▶ [DIRECTION]:
Give the number of lines in the data that hold the string "Date". Nothing else is needed.

▶ [ENTRIES]:

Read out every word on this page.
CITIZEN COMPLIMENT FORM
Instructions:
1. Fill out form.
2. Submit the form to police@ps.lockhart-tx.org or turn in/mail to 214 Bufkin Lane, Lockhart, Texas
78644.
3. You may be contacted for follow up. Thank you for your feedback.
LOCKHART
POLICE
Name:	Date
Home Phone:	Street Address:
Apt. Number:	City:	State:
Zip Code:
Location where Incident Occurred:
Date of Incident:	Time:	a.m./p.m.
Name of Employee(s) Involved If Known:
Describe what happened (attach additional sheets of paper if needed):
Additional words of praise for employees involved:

--

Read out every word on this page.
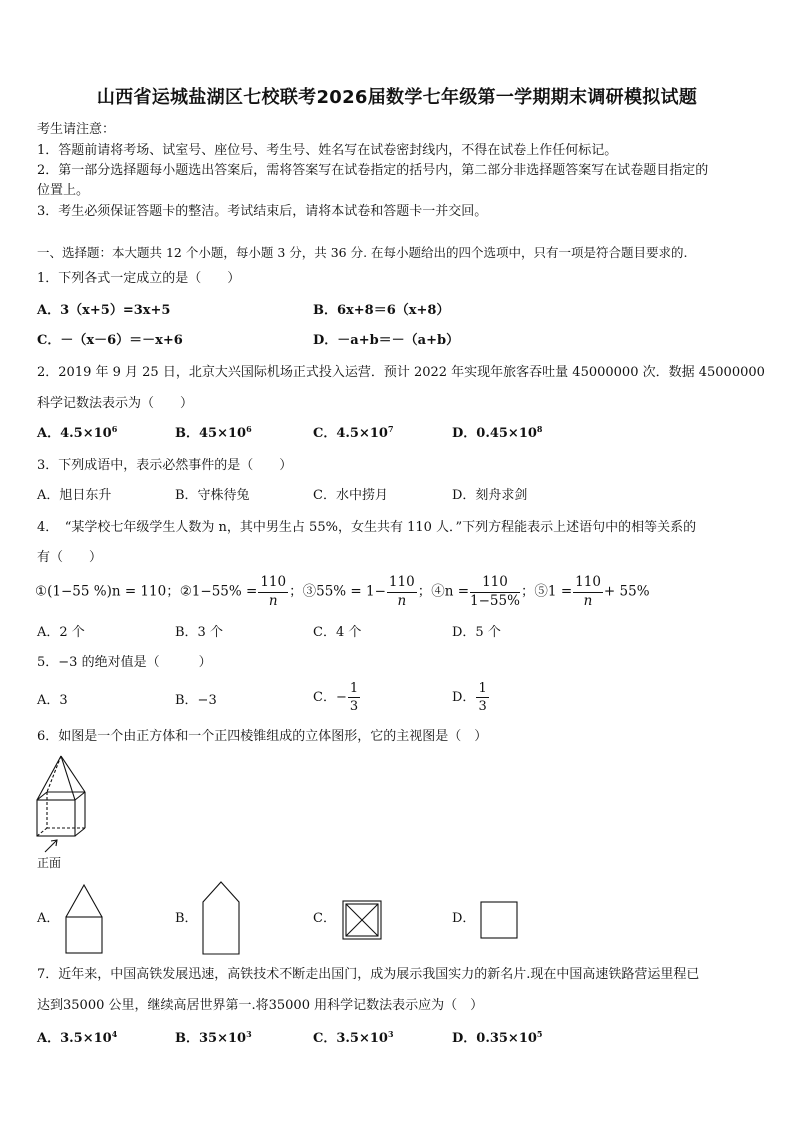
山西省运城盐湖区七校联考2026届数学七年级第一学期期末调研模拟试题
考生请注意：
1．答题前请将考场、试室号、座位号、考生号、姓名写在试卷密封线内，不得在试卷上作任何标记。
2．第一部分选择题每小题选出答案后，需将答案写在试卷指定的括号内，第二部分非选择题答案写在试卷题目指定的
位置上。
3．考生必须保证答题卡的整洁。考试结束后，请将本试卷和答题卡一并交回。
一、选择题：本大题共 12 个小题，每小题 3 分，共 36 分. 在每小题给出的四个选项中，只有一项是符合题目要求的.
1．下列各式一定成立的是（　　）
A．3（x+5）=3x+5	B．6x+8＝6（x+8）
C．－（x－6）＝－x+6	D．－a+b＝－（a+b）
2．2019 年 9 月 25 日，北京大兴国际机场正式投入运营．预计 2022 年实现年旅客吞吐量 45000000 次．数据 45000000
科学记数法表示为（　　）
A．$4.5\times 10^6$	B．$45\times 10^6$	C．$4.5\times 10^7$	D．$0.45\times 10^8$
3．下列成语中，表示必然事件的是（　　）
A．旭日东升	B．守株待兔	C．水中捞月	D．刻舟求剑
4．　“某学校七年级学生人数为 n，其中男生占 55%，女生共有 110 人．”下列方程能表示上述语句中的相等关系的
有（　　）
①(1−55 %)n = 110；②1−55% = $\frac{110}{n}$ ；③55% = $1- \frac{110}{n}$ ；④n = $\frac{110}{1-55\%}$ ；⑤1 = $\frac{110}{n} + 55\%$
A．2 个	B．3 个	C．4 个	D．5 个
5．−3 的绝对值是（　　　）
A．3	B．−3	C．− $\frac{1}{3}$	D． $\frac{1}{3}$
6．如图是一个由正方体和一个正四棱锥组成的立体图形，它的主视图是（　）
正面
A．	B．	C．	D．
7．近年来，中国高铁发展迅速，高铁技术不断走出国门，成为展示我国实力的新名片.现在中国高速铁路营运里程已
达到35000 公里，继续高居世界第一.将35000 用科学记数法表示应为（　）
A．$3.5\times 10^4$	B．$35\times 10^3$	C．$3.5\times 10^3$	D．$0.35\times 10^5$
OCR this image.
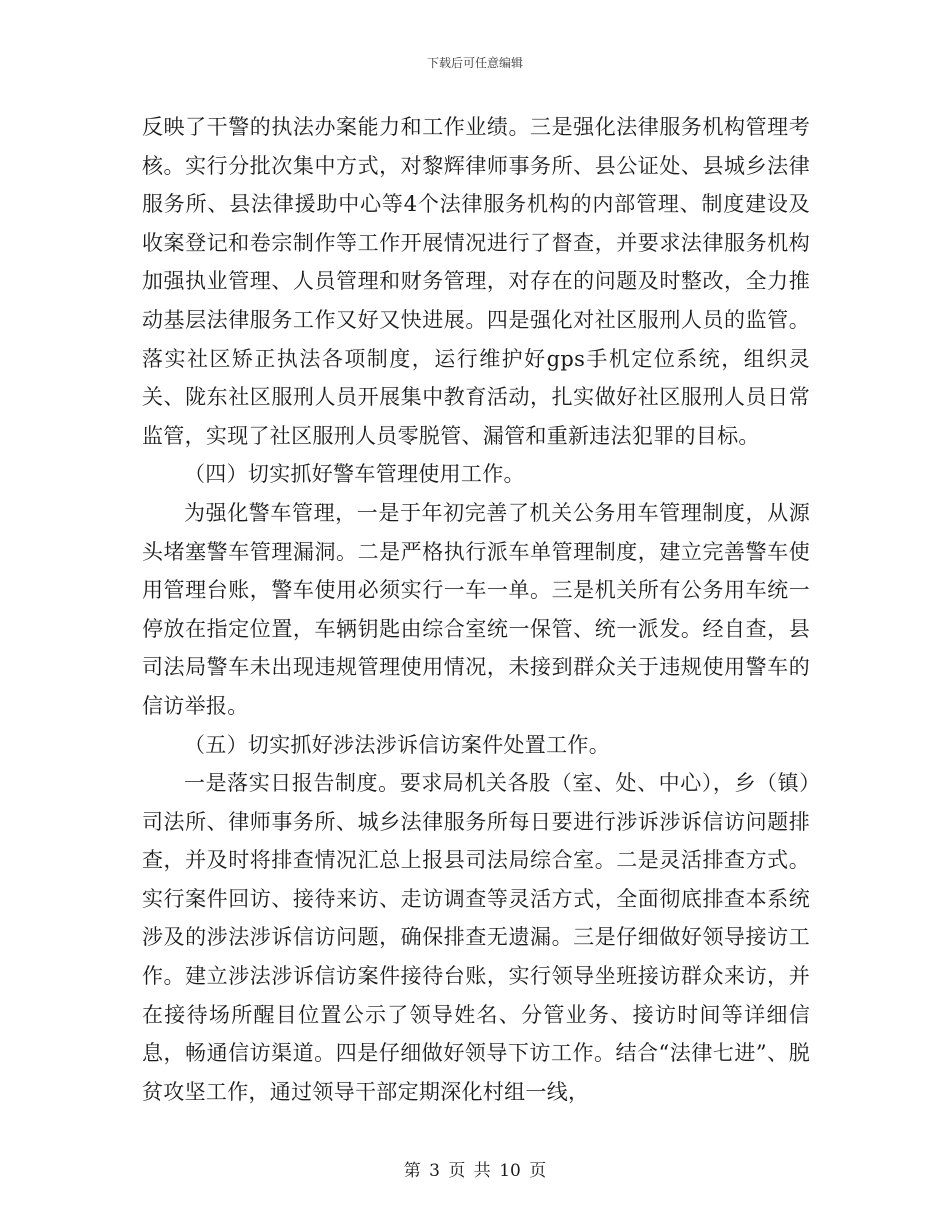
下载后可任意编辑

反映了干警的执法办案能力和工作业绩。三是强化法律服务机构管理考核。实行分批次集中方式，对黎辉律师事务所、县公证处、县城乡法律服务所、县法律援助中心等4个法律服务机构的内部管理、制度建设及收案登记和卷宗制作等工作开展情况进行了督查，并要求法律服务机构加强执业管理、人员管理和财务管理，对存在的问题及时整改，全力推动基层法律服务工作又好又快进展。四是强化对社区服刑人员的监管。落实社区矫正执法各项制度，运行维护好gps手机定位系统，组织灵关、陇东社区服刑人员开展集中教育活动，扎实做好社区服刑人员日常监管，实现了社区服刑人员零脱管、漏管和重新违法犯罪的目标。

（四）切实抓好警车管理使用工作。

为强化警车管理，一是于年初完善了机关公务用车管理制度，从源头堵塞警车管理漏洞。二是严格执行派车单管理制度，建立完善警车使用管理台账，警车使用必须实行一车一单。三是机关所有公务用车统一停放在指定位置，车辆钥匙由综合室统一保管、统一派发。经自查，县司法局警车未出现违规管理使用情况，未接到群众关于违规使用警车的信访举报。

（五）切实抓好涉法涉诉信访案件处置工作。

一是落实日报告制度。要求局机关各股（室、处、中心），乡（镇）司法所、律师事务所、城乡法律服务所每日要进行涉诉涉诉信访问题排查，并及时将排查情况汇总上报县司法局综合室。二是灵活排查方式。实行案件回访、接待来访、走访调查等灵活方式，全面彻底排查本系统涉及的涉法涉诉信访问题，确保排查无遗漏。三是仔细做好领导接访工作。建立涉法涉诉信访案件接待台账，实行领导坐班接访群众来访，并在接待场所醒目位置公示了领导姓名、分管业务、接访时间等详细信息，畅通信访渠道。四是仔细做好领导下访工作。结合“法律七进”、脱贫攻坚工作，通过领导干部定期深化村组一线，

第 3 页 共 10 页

==

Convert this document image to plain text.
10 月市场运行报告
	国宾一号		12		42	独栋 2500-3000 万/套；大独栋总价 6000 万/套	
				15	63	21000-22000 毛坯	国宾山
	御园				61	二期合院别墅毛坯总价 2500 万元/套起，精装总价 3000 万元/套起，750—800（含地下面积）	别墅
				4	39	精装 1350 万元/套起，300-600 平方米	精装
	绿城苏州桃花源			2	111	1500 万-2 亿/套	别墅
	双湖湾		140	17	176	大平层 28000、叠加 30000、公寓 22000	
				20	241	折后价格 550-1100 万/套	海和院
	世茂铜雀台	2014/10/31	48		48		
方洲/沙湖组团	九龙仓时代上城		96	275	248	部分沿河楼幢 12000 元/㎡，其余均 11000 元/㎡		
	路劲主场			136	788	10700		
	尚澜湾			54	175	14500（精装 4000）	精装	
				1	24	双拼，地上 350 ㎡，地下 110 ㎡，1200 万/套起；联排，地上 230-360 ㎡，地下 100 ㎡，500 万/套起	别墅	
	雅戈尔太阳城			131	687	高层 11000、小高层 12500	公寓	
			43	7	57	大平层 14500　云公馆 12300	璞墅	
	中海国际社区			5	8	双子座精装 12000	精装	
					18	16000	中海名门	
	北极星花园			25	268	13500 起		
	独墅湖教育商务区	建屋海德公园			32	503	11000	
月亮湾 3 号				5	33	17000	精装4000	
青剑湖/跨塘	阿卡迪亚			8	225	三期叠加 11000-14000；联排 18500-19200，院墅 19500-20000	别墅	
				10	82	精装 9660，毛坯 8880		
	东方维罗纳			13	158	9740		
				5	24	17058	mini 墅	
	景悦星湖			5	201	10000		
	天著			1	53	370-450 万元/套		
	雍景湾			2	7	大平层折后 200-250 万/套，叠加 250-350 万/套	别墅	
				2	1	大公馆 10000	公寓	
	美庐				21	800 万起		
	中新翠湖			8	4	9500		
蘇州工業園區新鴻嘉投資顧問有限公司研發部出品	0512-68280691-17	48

▶ [SOLUTION TO THIS PROBLEM]:
2